● **What is required**: Draw out every line with the word "продукта" from the listing below.

[Data listing]
/---

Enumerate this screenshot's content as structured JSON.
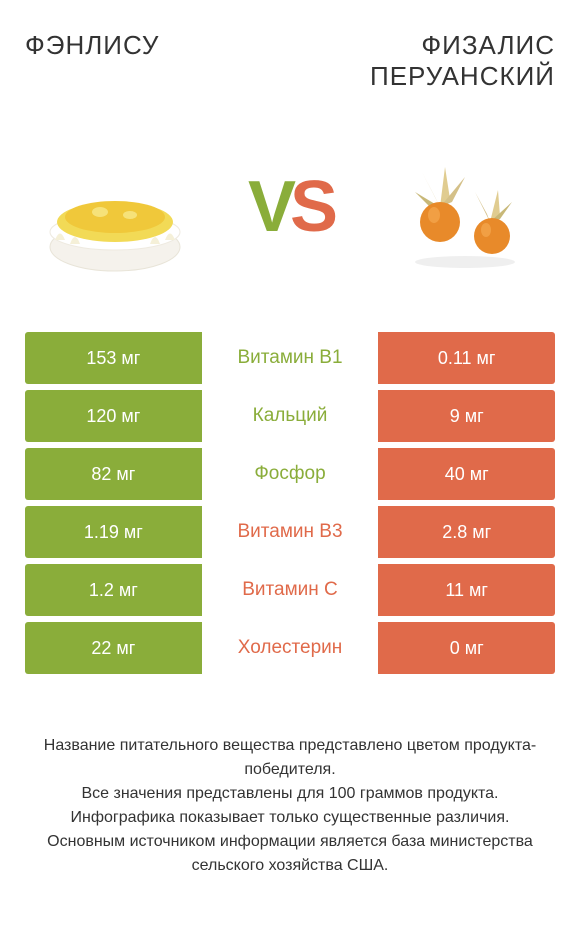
{
  "titles": {
    "left": "ФЭНЛИСУ",
    "right": "ФИЗАЛИС ПЕРУАНСКИЙ"
  },
  "vs": {
    "v": "V",
    "s": "S"
  },
  "colors": {
    "left": "#8aad3a",
    "right": "#e06a4a",
    "mid_left_text": "#8aad3a",
    "mid_right_text": "#e06a4a",
    "background": "#ffffff"
  },
  "table": {
    "rows": [
      {
        "left": "153 мг",
        "label": "Витамин B1",
        "right": "0.11 мг",
        "winner": "left"
      },
      {
        "left": "120 мг",
        "label": "Кальций",
        "right": "9 мг",
        "winner": "left"
      },
      {
        "left": "82 мг",
        "label": "Фосфор",
        "right": "40 мг",
        "winner": "left"
      },
      {
        "left": "1.19 мг",
        "label": "Витамин B3",
        "right": "2.8 мг",
        "winner": "right"
      },
      {
        "left": "1.2 мг",
        "label": "Витамин C",
        "right": "11 мг",
        "winner": "right"
      },
      {
        "left": "22 мг",
        "label": "Холестерин",
        "right": "0 мг",
        "winner": "right"
      }
    ]
  },
  "footer": {
    "line1": "Название питательного вещества представлено цветом продукта-победителя.",
    "line2": "Все значения представлены для 100 граммов продукта.",
    "line3": "Инфографика показывает только существенные различия.",
    "line4": "Основным источником информации является база министерства сельского хозяйства США."
  }
}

\---

● **Answer for this exercise**:
    "line1": "Название питательного вещества представлено цветом продукта-победителя.",
    "line2": "Все значения представлены для 100 граммов продукта.",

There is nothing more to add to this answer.